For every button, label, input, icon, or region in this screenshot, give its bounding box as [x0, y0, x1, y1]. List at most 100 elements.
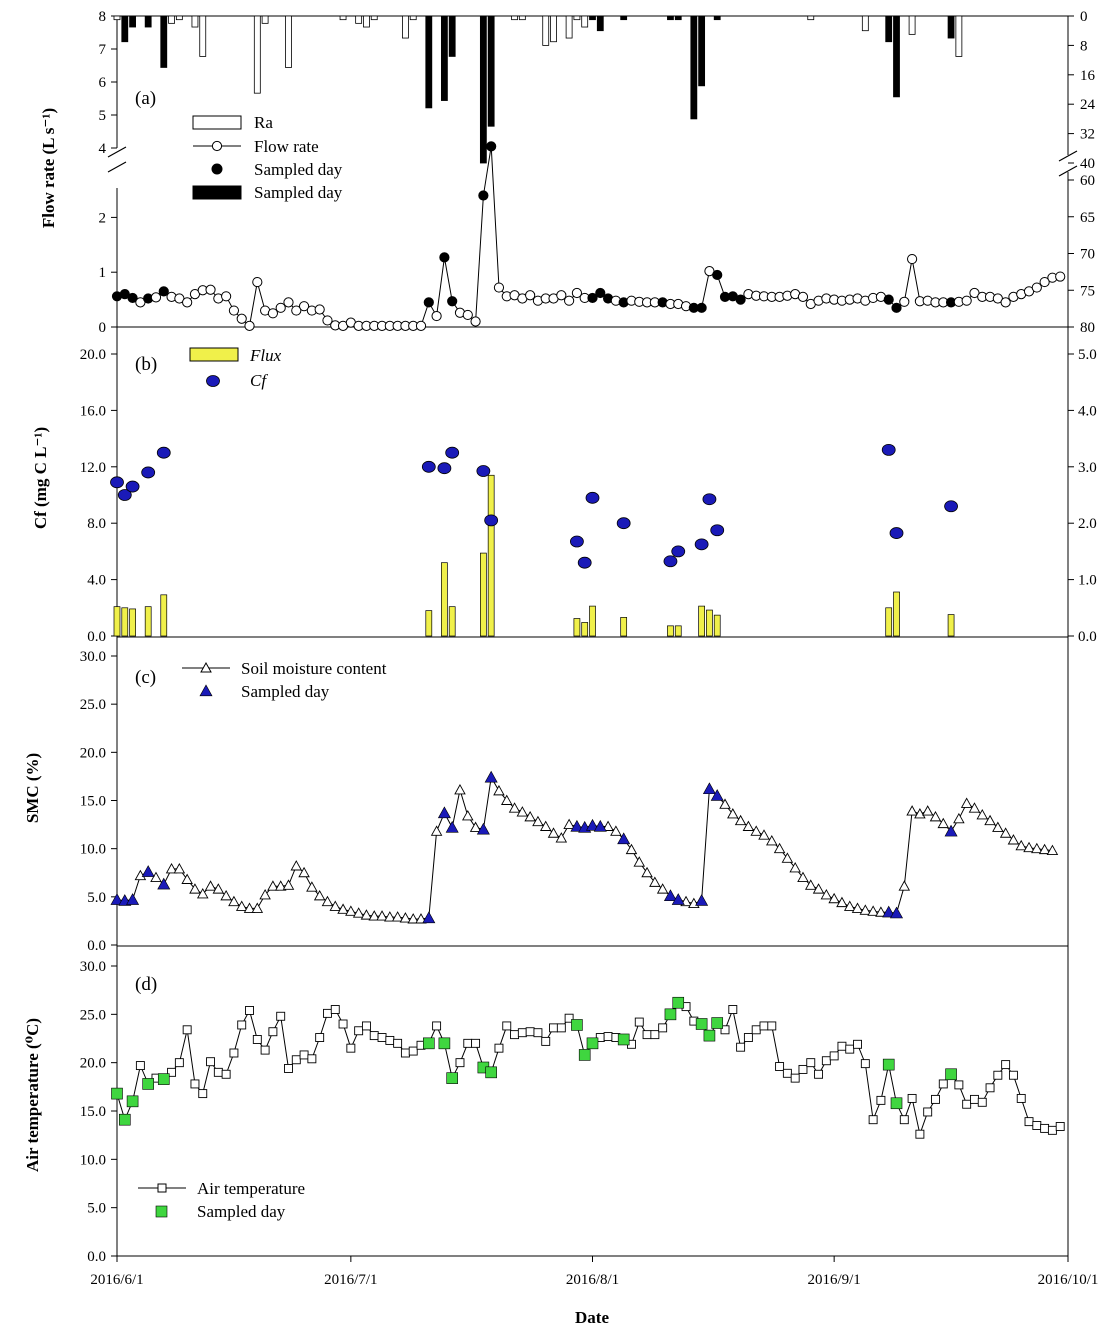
- temp-sampled-point: [945, 1068, 957, 1081]
- smc-point: [734, 814, 747, 826]
- right-tick-label: 16: [1080, 68, 1096, 84]
- temp-point: [432, 1021, 442, 1031]
- smc-point: [539, 820, 552, 831]
- temp-point: [751, 1025, 761, 1035]
- flux-bar: [620, 617, 628, 637]
- flow-rate-point: [571, 287, 583, 299]
- smc-point: [329, 900, 342, 911]
- smc-point: [500, 794, 513, 805]
- flow-rate-point: [221, 291, 232, 302]
- panel-d: [111, 996, 1065, 1139]
- legend-flow-sampled-label: Sampled day: [254, 160, 343, 179]
- cf-point: [663, 555, 678, 568]
- smc-point: [804, 879, 817, 890]
- smc-point: [173, 862, 186, 874]
- x-axis-title: Date: [575, 1308, 609, 1327]
- flux-bar: [121, 607, 129, 637]
- smc-point: [555, 832, 568, 843]
- smc-point: [766, 835, 778, 846]
- flux-bar: [698, 605, 705, 637]
- temp-sampled-point: [711, 1017, 724, 1029]
- smc-point: [337, 903, 349, 914]
- temp-point: [346, 1043, 356, 1053]
- smc-point: [430, 825, 443, 836]
- flow-sampled-point: [735, 294, 746, 305]
- rain-bar: [175, 15, 183, 21]
- temp-point: [182, 1025, 192, 1035]
- legend-flow-sampled-marker: [211, 163, 223, 175]
- temp-point: [962, 1099, 972, 1109]
- smc-point: [610, 825, 622, 836]
- temp-point: [252, 1035, 262, 1044]
- rain-bar-sampled: [713, 15, 721, 21]
- y-tick-label: 12.0: [80, 460, 106, 476]
- smc-sampled-point: [695, 894, 709, 906]
- y-tick-label: 30.0: [80, 649, 106, 665]
- y-tick-label: 2: [99, 210, 107, 226]
- temp-sampled-point: [485, 1066, 497, 1079]
- smc-point: [259, 888, 271, 900]
- smc-point: [719, 798, 731, 809]
- cf-point: [889, 527, 904, 539]
- flow-rate-point: [797, 291, 809, 302]
- rain-bar-sampled: [448, 15, 456, 57]
- smc-point: [243, 902, 256, 913]
- right-tick-label: 24: [1080, 97, 1096, 113]
- temp-point: [954, 1080, 964, 1090]
- flow-sampled-point: [891, 302, 902, 313]
- rain-bar: [402, 15, 409, 39]
- cf-point: [484, 514, 499, 527]
- panel-b: [110, 443, 958, 637]
- flow-sampled-point: [486, 141, 497, 152]
- right-tick-label: 70: [1080, 247, 1095, 263]
- flux-bar: [885, 607, 893, 637]
- temp-point: [494, 1043, 504, 1053]
- y-tick-label: 1: [99, 265, 107, 281]
- temp-point: [743, 1033, 753, 1042]
- smc-sampled-point: [445, 820, 459, 833]
- cf-point: [671, 545, 686, 558]
- smc-point: [508, 802, 521, 813]
- temp-point: [977, 1097, 987, 1107]
- smc-point: [196, 888, 209, 899]
- legend-smc-marker: [200, 661, 212, 673]
- x-tick-label: 2016/7/1: [324, 1272, 377, 1288]
- rain-bar: [191, 15, 199, 28]
- smc-point: [758, 829, 770, 840]
- rain-bar-sampled: [487, 15, 495, 127]
- smc-point: [750, 825, 762, 836]
- temp-point: [354, 1026, 364, 1036]
- temp-point: [213, 1067, 223, 1077]
- smc-point: [204, 880, 217, 891]
- temp-sampled-point: [578, 1049, 591, 1061]
- temp-point: [510, 1030, 519, 1040]
- temp-sampled-point: [438, 1037, 451, 1050]
- temp-point: [985, 1083, 995, 1093]
- smc-point: [992, 821, 1004, 832]
- smc-point: [851, 902, 864, 913]
- flow-rate-point: [556, 290, 567, 301]
- temp-point: [1032, 1121, 1042, 1130]
- temp-point: [938, 1079, 948, 1089]
- smc-point: [656, 883, 669, 894]
- temp-point: [642, 1030, 652, 1040]
- rain-bar-sampled: [160, 15, 168, 68]
- temp-sampled-point: [695, 1018, 708, 1030]
- panel-c-tag: (c): [135, 667, 156, 688]
- right-tick-label: 32: [1080, 127, 1095, 143]
- temp-point: [502, 1021, 512, 1031]
- smc-point: [1031, 842, 1043, 854]
- flow-rate-point: [961, 295, 972, 306]
- flux-bar: [667, 625, 674, 637]
- temp-point: [400, 1048, 410, 1058]
- smc-point: [462, 809, 474, 821]
- legends: Ra Flow rate Sampled day Sampled day Flux Cf S…: [138, 113, 387, 1221]
- smc-point: [727, 808, 739, 819]
- cf-point: [445, 446, 460, 459]
- y-tick-label: 0.0: [87, 1249, 106, 1265]
- legend-smc-label: Soil moisture content: [241, 659, 387, 678]
- flow-rate-point: [267, 308, 279, 319]
- cf-point: [694, 538, 709, 551]
- rain-bar-sampled: [121, 15, 129, 43]
- legend-smc-sampled-marker: [199, 684, 213, 697]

☆ ☆ ☆

REQUIREMENT
Please swap "flux-bar" for "flux-column" throughout the records, leaving every other line unchanged. Leave the pictures out of your answer.

ANSWER TO THIS PROBLEM
For every button, label, input, icon, or region in this screenshot, give its bounding box as [x0, y0, x1, y1]. List at most 100 elements.
- temp-sampled-point: [945, 1068, 957, 1081]
- smc-point: [734, 814, 747, 826]
- right-tick-label: 16: [1080, 68, 1096, 84]
- temp-point: [432, 1021, 442, 1031]
- smc-point: [539, 820, 552, 831]
- temp-point: [751, 1025, 761, 1035]
- flux-column: [620, 617, 628, 637]
- flow-rate-point: [571, 287, 583, 299]
- smc-point: [329, 900, 342, 911]
- smc-point: [500, 794, 513, 805]
- flow-rate-point: [221, 291, 232, 302]
- panel-d: [111, 996, 1065, 1139]
- legend-flow-sampled-label: Sampled day: [254, 160, 343, 179]
- cf-point: [663, 555, 678, 568]
- smc-point: [804, 879, 817, 890]
- smc-point: [173, 862, 186, 874]
- x-axis-title: Date: [575, 1308, 609, 1327]
- flux-column: [121, 607, 129, 637]
- smc-point: [555, 832, 568, 843]
- smc-point: [766, 835, 778, 846]
- flux-column: [698, 605, 705, 637]
- temp-sampled-point: [711, 1017, 724, 1029]
- smc-point: [337, 903, 349, 914]
- temp-point: [346, 1043, 356, 1053]
- smc-point: [430, 825, 443, 836]
- flow-sampled-point: [735, 294, 746, 305]
- rain-bar: [175, 15, 183, 21]
- temp-point: [182, 1025, 192, 1035]
- legend-flow-sampled-marker: [211, 163, 223, 175]
- temp-point: [962, 1099, 972, 1109]
- smc-point: [610, 825, 622, 836]
- temp-point: [252, 1035, 262, 1044]
- rain-bar-sampled: [713, 15, 721, 21]
- y-tick-label: 12.0: [80, 460, 106, 476]
- smc-sampled-point: [695, 894, 709, 906]
- y-tick-label: 30.0: [80, 649, 106, 665]
- y-tick-label: 2: [99, 210, 107, 226]
- temp-sampled-point: [485, 1066, 497, 1079]
- smc-point: [259, 888, 271, 900]
- smc-point: [719, 798, 731, 809]
- cf-point: [889, 527, 904, 539]
- flow-rate-point: [797, 291, 809, 302]
- rain-bar-sampled: [448, 15, 456, 57]
- smc-point: [243, 902, 256, 913]
- right-tick-label: 24: [1080, 97, 1096, 113]
- temp-point: [954, 1080, 964, 1090]
- flow-sampled-point: [891, 302, 902, 313]
- rain-bar: [402, 15, 409, 39]
- cf-point: [484, 514, 499, 527]
- panel-b: [110, 443, 958, 637]
- flow-sampled-point: [486, 141, 497, 152]
- right-tick-label: 70: [1080, 247, 1095, 263]
- flux-column: [885, 607, 893, 637]
- temp-point: [494, 1043, 504, 1053]
- y-tick-label: 1: [99, 265, 107, 281]
- temp-point: [743, 1033, 753, 1042]
- smc-sampled-point: [445, 820, 459, 833]
- cf-point: [671, 545, 686, 558]
- smc-point: [508, 802, 521, 813]
- temp-point: [977, 1097, 987, 1107]
- smc-point: [196, 888, 209, 899]
- legend-smc-marker: [200, 661, 212, 673]
- x-tick-label: 2016/7/1: [324, 1272, 377, 1288]
- rain-bar: [191, 15, 199, 28]
- smc-point: [758, 829, 770, 840]
- rain-bar-sampled: [487, 15, 495, 127]
- smc-point: [750, 825, 762, 836]
- temp-point: [354, 1026, 364, 1036]
- temp-point: [213, 1067, 223, 1077]
- smc-point: [204, 880, 217, 891]
- temp-sampled-point: [578, 1049, 591, 1061]
- temp-point: [510, 1030, 519, 1040]
- temp-sampled-point: [438, 1037, 451, 1050]
- temp-point: [985, 1083, 995, 1093]
- smc-point: [992, 821, 1004, 832]
- smc-point: [851, 902, 864, 913]
- flow-rate-point: [556, 290, 567, 301]
- temp-point: [1032, 1121, 1042, 1130]
- temp-point: [938, 1079, 948, 1089]
- smc-point: [656, 883, 669, 894]
- temp-point: [642, 1030, 652, 1040]
- rain-bar-sampled: [160, 15, 168, 68]
- temp-sampled-point: [695, 1018, 708, 1030]
- panel-c-tag: (c): [135, 667, 156, 688]
- right-tick-label: 32: [1080, 127, 1095, 143]
- temp-point: [502, 1021, 512, 1031]
- smc-point: [1031, 842, 1043, 854]
- flow-rate-point: [961, 295, 972, 306]
- flux-column: [667, 625, 674, 637]
- temp-point: [400, 1048, 410, 1058]
- smc-point: [462, 809, 474, 821]
- legends: Ra Flow rate Sampled day Sampled day Flux Cf S…: [138, 113, 387, 1221]
- smc-point: [727, 808, 739, 819]
- cf-point: [445, 446, 460, 459]
- y-tick-label: 0.0: [87, 1249, 106, 1265]
- legend-smc-label: Soil moisture content: [241, 659, 387, 678]
- flow-rate-point: [267, 308, 279, 319]
- cf-point: [694, 538, 709, 551]
- rain-bar-sampled: [121, 15, 129, 43]
- legend-smc-sampled-marker: [199, 684, 213, 697]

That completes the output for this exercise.